EXERCISE INSTRUCTIONS: In the entries below, find every line holding the string "data" and collect it.
====
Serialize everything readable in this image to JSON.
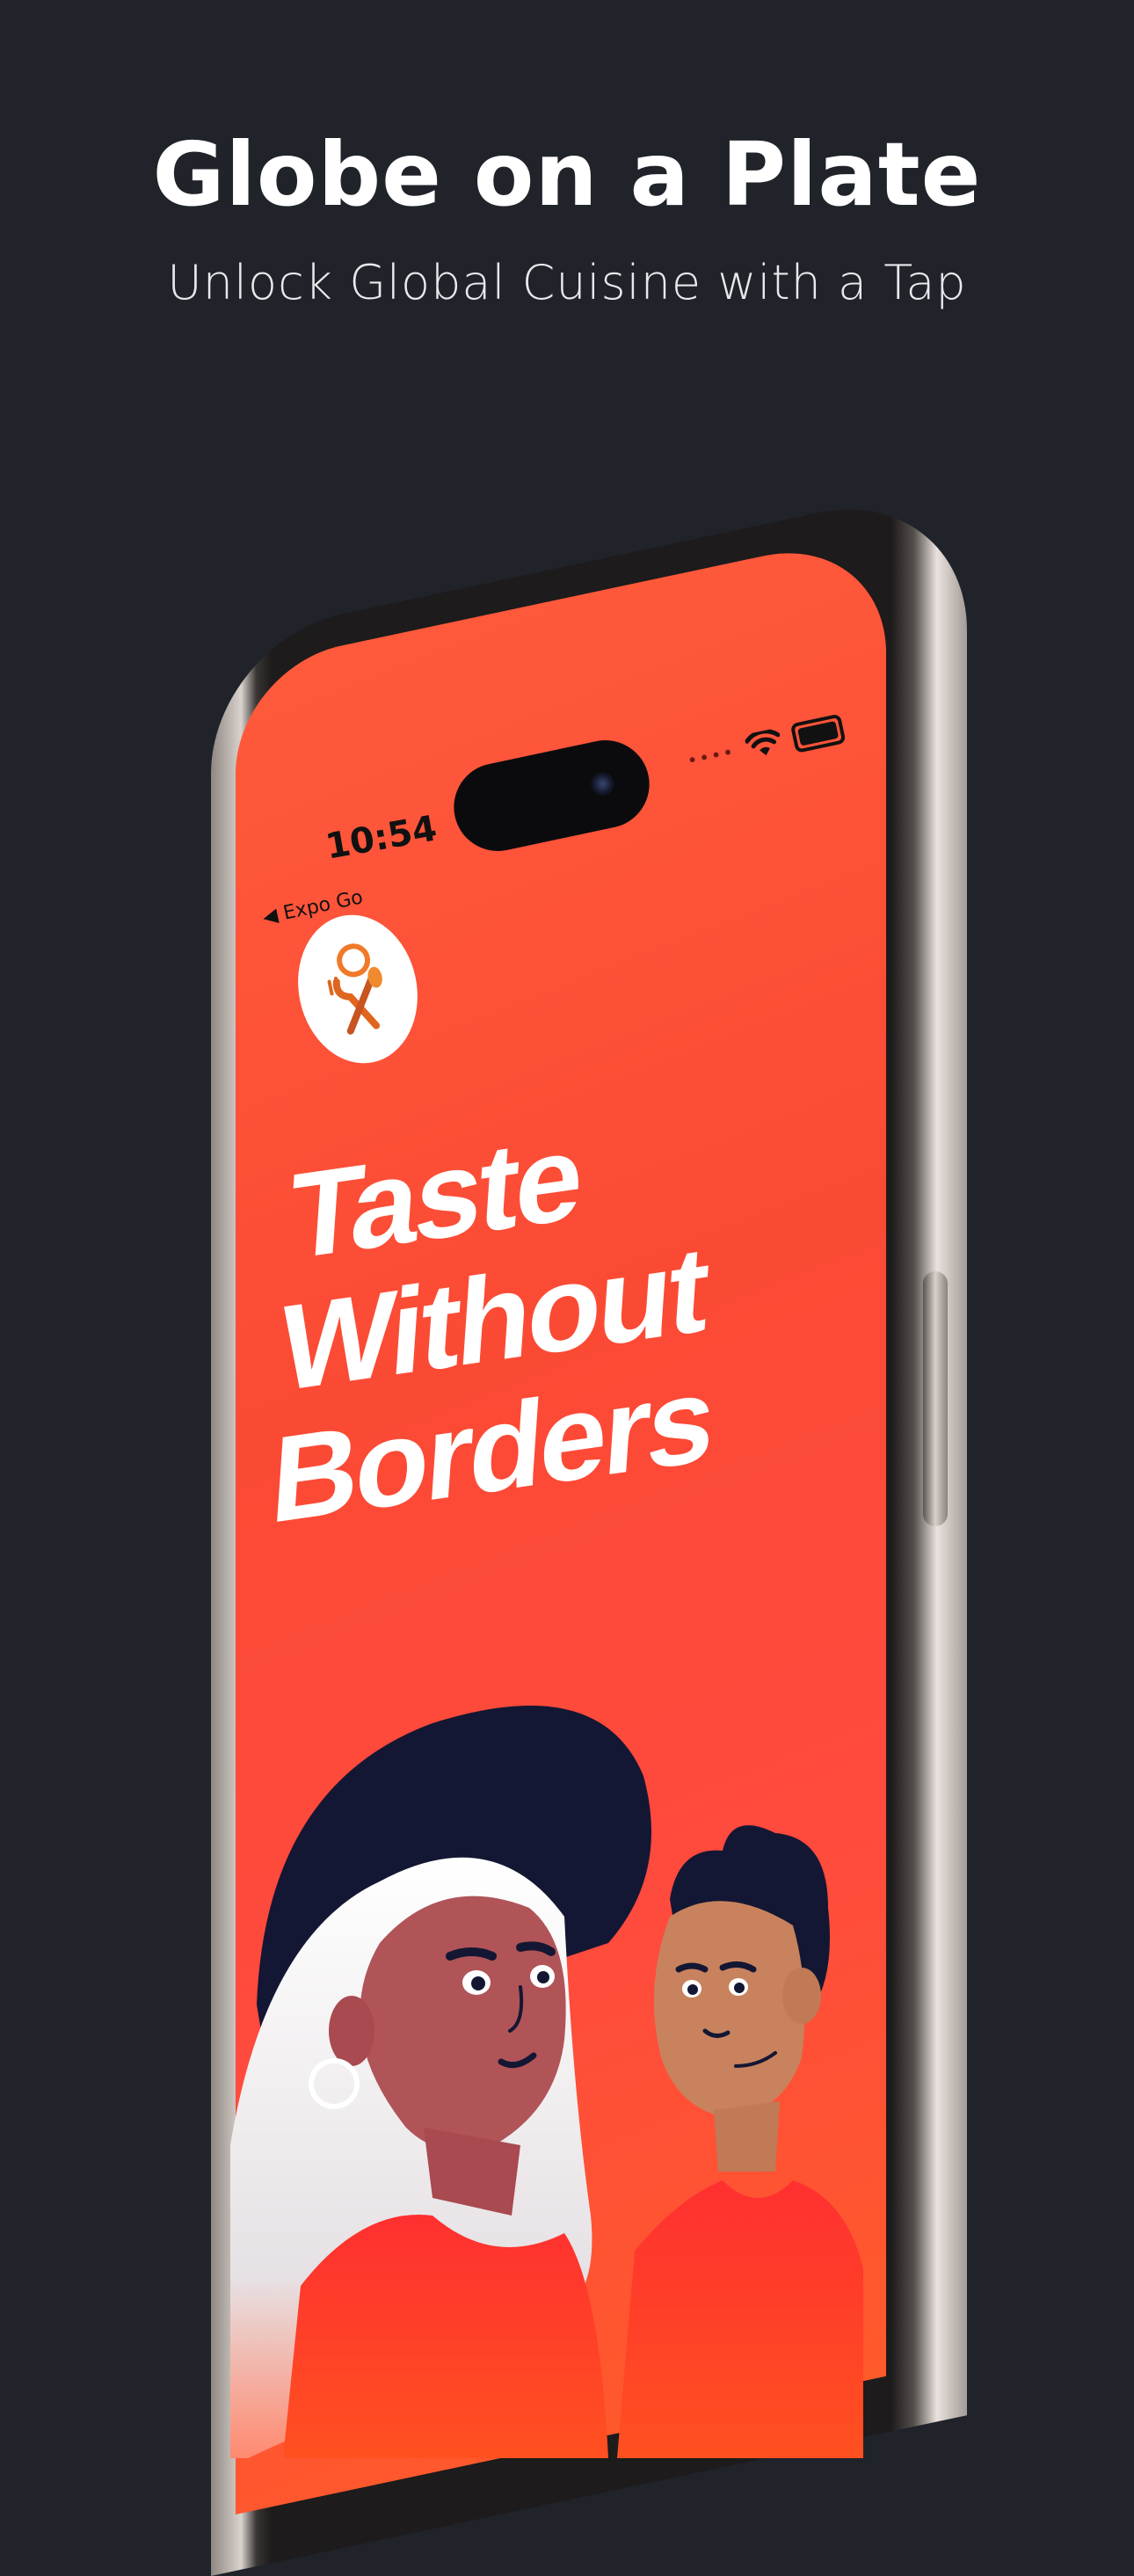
{
  "header": {
    "title": "Globe on a Plate",
    "subtitle": "Unlock Global Cuisine with a Tap"
  },
  "status_bar": {
    "time": "10:54",
    "back_label": "◀ Expo Go",
    "signal_dots": "••••"
  },
  "app_screen": {
    "hero_lines": [
      "Taste",
      "Without",
      "Borders"
    ],
    "logo_icon": "fork-and-spoon-icon"
  },
  "colors": {
    "background": "#20232a",
    "accent": "#ff4a3a",
    "hero_text": "#ffffff"
  }
}
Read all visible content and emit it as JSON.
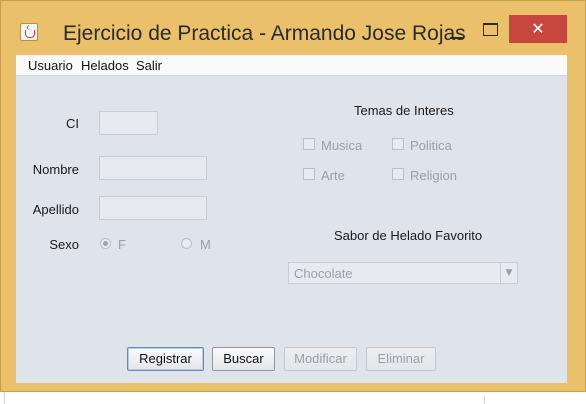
{
  "window": {
    "title": "Ejercicio de Practica - Armando Jose Rojas",
    "close_glyph": "✕",
    "accent_color": "#eac06a",
    "close_color": "#c7463e"
  },
  "menubar": {
    "items": [
      "Usuario",
      "Helados",
      "Salir"
    ]
  },
  "form": {
    "ci_label": "CI",
    "ci_value": "",
    "nombre_label": "Nombre",
    "nombre_value": "",
    "apellido_label": "Apellido",
    "apellido_value": "",
    "sexo_label": "Sexo",
    "sexo_options": [
      "F",
      "M"
    ],
    "sexo_selected": "F"
  },
  "interests": {
    "title": "Temas de Interes",
    "options": [
      "Musica",
      "Politica",
      "Arte",
      "Religion"
    ]
  },
  "flavor": {
    "title": "Sabor de Helado Favorito",
    "selected": "Chocolate"
  },
  "buttons": {
    "registrar": "Registrar",
    "buscar": "Buscar",
    "modificar": "Modificar",
    "eliminar": "Eliminar"
  }
}
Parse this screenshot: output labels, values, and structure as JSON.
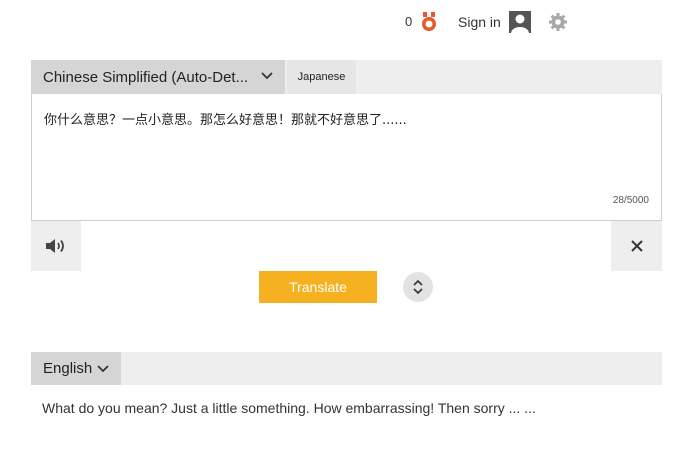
{
  "topbar": {
    "reward_count": "0",
    "medal_icon": "medal-icon",
    "signin_label": "Sign in",
    "avatar_icon": "user-avatar-icon",
    "settings_icon": "gear-icon"
  },
  "source": {
    "language": "Chinese Simplified (Auto-Det...",
    "alt_language": "Japanese",
    "text": "你什么意思？一点小意思。那怎么好意思！那就不好意思了......",
    "char_count": "28/5000"
  },
  "actions": {
    "speaker_icon": "speaker-icon",
    "clear_icon": "close-icon",
    "translate_label": "Translate",
    "swap_icon": "swap-icon"
  },
  "target": {
    "language": "English",
    "text": "What do you mean? Just a little something. How embarrassing! Then sorry ... ..."
  },
  "colors": {
    "accent": "#f5b120",
    "medal": "#e55a2b",
    "panel": "#eeeeee",
    "selected_tab": "#d5d5d5"
  }
}
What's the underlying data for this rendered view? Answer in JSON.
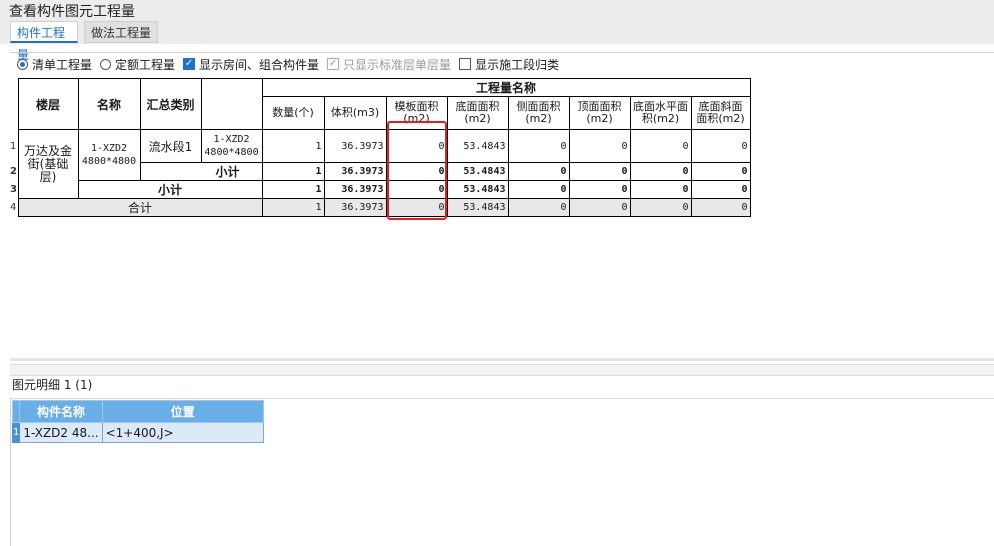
{
  "window": {
    "title": "查看构件图元工程量"
  },
  "tabs": [
    {
      "label": "构件工程量",
      "active": true
    },
    {
      "label": "做法工程量",
      "active": false
    }
  ],
  "options": {
    "radio_bill": "清单工程量",
    "radio_quota": "定额工程量",
    "check_rooms": "显示房间、组合构件量",
    "check_standard": "只显示标准层单层量",
    "check_segment": "显示施工段归类"
  },
  "grid": {
    "headers": {
      "floor": "楼层",
      "name": "名称",
      "summary": "汇总类别",
      "qty_group": "工程量名称",
      "count": "数量(个)",
      "volume": "体积(m3)",
      "formwork": "模板面积(m2)",
      "bottom": "底面面积(m2)",
      "side": "侧面面积(m2)",
      "top": "顶面面积(m2)",
      "bottom_h": "底面水平面积(m2)",
      "bottom_s": "底面斜面面积(m2)"
    },
    "row_numbers": [
      "1",
      "2",
      "3",
      "4"
    ],
    "floor_value": "万达及金街(基础层)",
    "name_value": "1-XZD2 4800*4800",
    "summary_value": "流水段1",
    "extra_value": "1-XZD2 4800*4800",
    "subtotal_label": "小计",
    "total_label": "合计",
    "row1": [
      "1",
      "36.3973",
      "0",
      "53.4843",
      "0",
      "0",
      "0",
      "0"
    ],
    "row2": [
      "1",
      "36.3973",
      "0",
      "53.4843",
      "0",
      "0",
      "0",
      "0"
    ],
    "row3": [
      "1",
      "36.3973",
      "0",
      "53.4843",
      "0",
      "0",
      "0",
      "0"
    ],
    "row4": [
      "1",
      "36.3973",
      "0",
      "53.4843",
      "0",
      "0",
      "0",
      "0"
    ]
  },
  "detail": {
    "title": "图元明细  1 (1)",
    "col_name": "构件名称",
    "col_position": "位置",
    "row_number": "1",
    "row_name": "1-XZD2 48...",
    "row_position": "<1+400,J>"
  }
}
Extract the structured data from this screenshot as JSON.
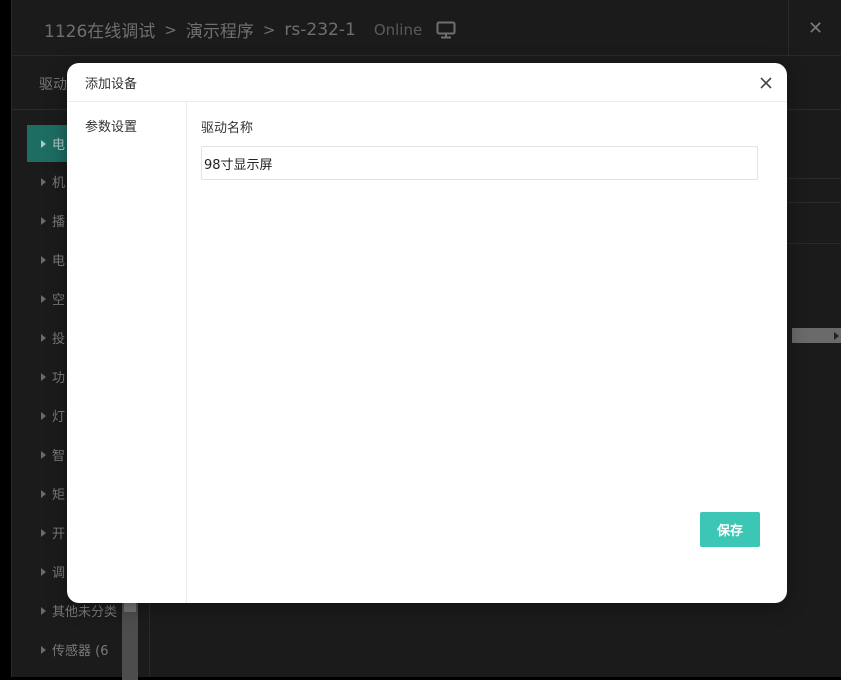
{
  "window": {
    "breadcrumb": [
      "1126在线调试",
      "演示程序",
      "rs-232-1"
    ],
    "breadcrumb_separator": ">",
    "status": "Online",
    "close_label": "✕",
    "tab_label": "驱动"
  },
  "sidebar": {
    "categories": [
      {
        "label": "电"
      },
      {
        "label": "机"
      },
      {
        "label": "播"
      },
      {
        "label": "电"
      },
      {
        "label": "空"
      },
      {
        "label": "投"
      },
      {
        "label": "功"
      },
      {
        "label": "灯"
      },
      {
        "label": "智"
      },
      {
        "label": "矩"
      },
      {
        "label": "开"
      },
      {
        "label": "调"
      },
      {
        "label": "其他未分类"
      },
      {
        "label": "传感器 (6"
      }
    ],
    "active_index": 0
  },
  "dialog": {
    "title": "添加设备",
    "nav_item": "参数设置",
    "field_label": "驱动名称",
    "name_value": "98寸显示屏",
    "save_label": "保存"
  },
  "colors": {
    "accent": "#3cc6b5",
    "active_category": "#1e6d63"
  }
}
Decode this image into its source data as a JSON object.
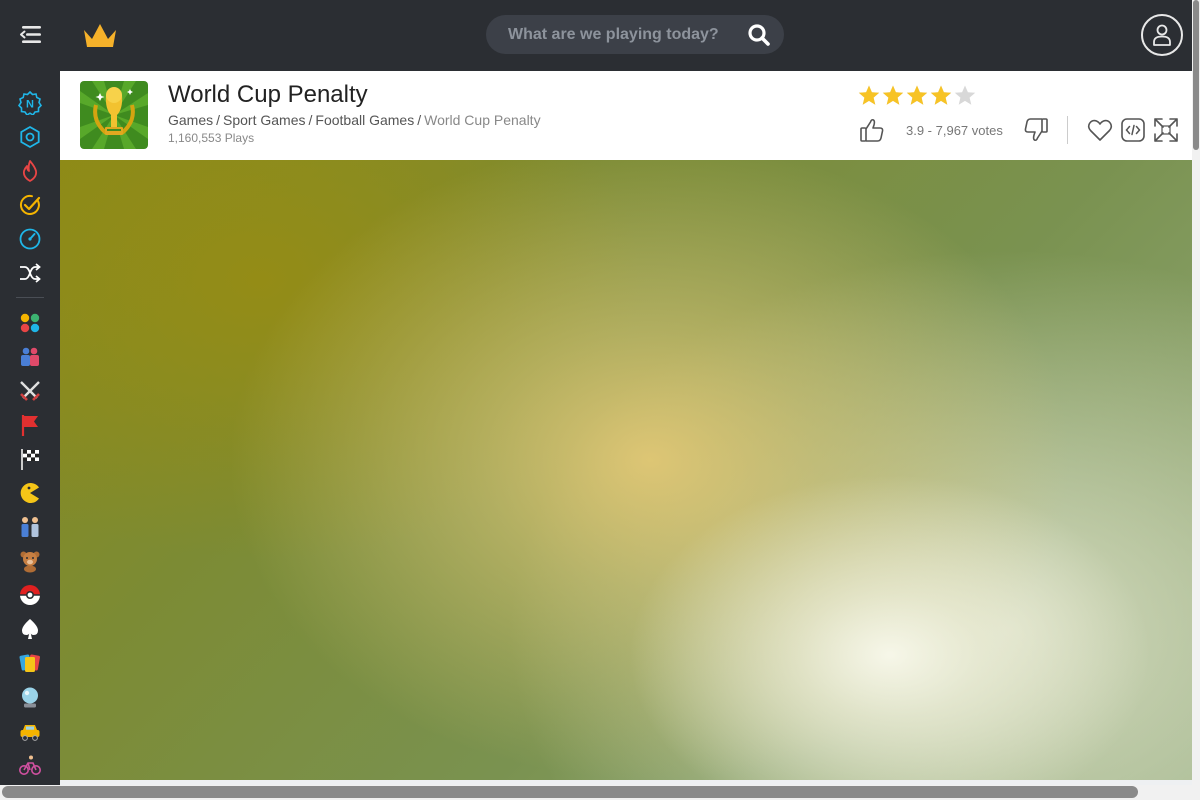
{
  "topbar": {
    "menu_icon": "menu-collapse-icon",
    "logo_icon": "crown-icon",
    "search": {
      "placeholder": "What are we playing today?",
      "value": ""
    },
    "search_icon": "search-icon",
    "user_icon": "user-icon"
  },
  "sidebar": {
    "items": [
      {
        "icon": "new-games-icon",
        "color": "#1fb6e8"
      },
      {
        "icon": "updated-games-icon",
        "color": "#1fb6e8"
      },
      {
        "icon": "hot-games-icon",
        "color": "#e84545"
      },
      {
        "icon": "completed-check-icon",
        "color": "#f5b400"
      },
      {
        "icon": "speedometer-icon",
        "color": "#1fb6e8"
      },
      {
        "icon": "shuffle-icon",
        "color": "#ffffff"
      },
      {
        "icon": "all-categories-icon",
        "color": "#f5b400"
      },
      {
        "icon": "two-player-icon",
        "color": "#4a7fd6"
      },
      {
        "icon": "swords-icon",
        "color": "#e0e0e0"
      },
      {
        "icon": "flag-icon",
        "color": "#e23030"
      },
      {
        "icon": "racing-flag-icon",
        "color": "#ffffff"
      },
      {
        "icon": "pacman-icon",
        "color": "#f5c518"
      },
      {
        "icon": "couple-icon",
        "color": "#b0c4de"
      },
      {
        "icon": "teddy-bear-icon",
        "color": "#b06d35"
      },
      {
        "icon": "pokeball-icon",
        "color": "#e02020"
      },
      {
        "icon": "spade-icon",
        "color": "#ffffff"
      },
      {
        "icon": "cards-icon",
        "color": "#35a7e0"
      },
      {
        "icon": "crystal-ball-icon",
        "color": "#9ad3e8"
      },
      {
        "icon": "taxi-icon",
        "color": "#f5b400"
      },
      {
        "icon": "bicycle-icon",
        "color": "#d050a0"
      }
    ]
  },
  "game": {
    "title": "World Cup Penalty",
    "breadcrumb": {
      "items": [
        "Games",
        "Sport Games",
        "Football Games"
      ],
      "separator": "/",
      "current": "World Cup Penalty"
    },
    "plays": "1,160,553 Plays",
    "rating": 3.9,
    "rating_max": 5,
    "votes_text": "3.9 - 7,967 votes",
    "thumbnail_icon": "world-cup-trophy-icon",
    "like_icon": "thumbs-up-icon",
    "dislike_icon": "thumbs-down-icon",
    "favorite_icon": "heart-icon",
    "embed_icon": "embed-code-icon",
    "fullscreen_icon": "fullscreen-icon"
  },
  "colors": {
    "topbar_bg": "#2b2e33",
    "star_filled": "#f7c325",
    "star_empty": "#d8d8d8"
  }
}
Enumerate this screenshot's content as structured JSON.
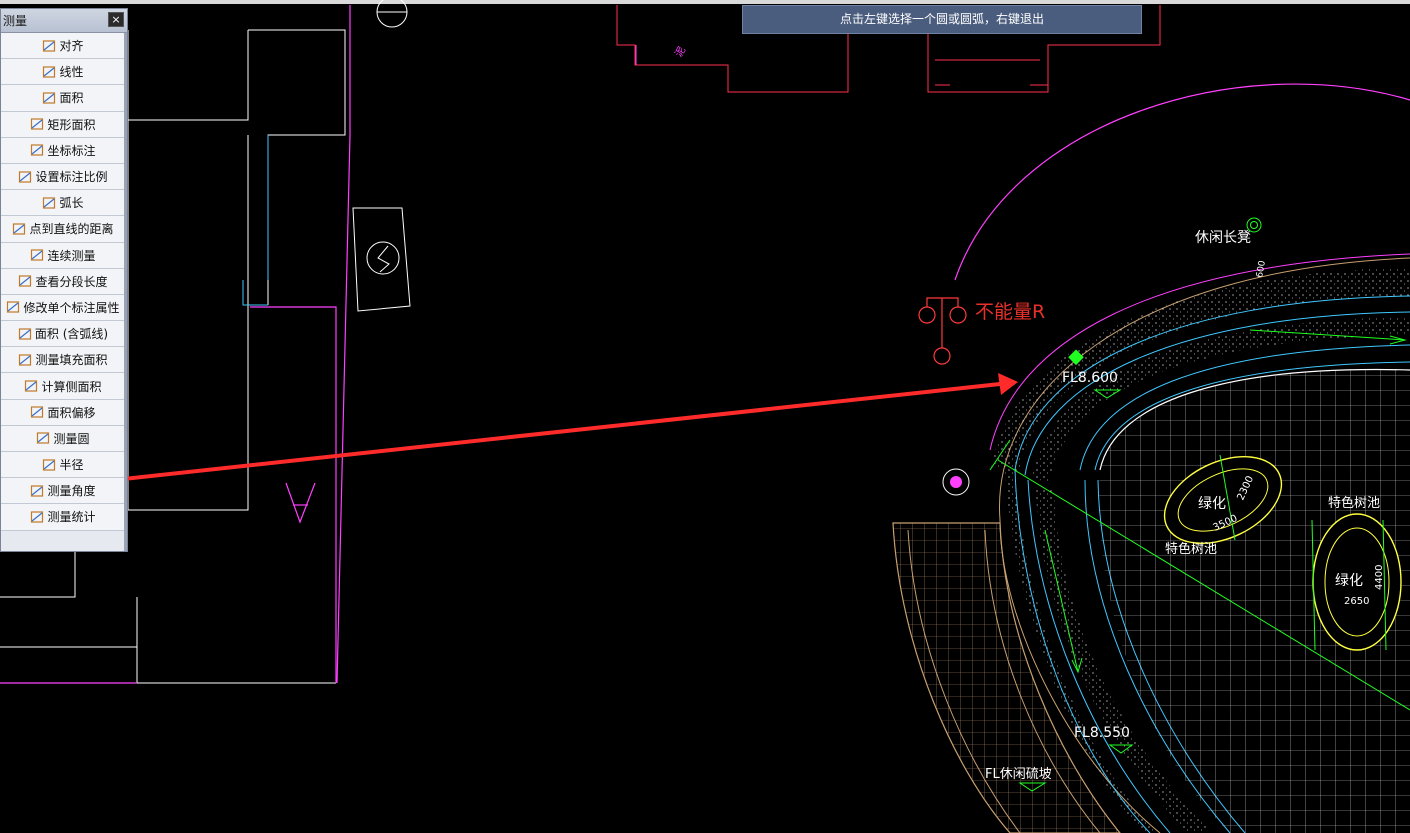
====
SOLUTION TO THE PROBLEM:
What's the underlying data for this rendered view? Answer in JSON.
Extract the structured data from this screenshot as JSON.
Decode this image into its source data as a JSON object.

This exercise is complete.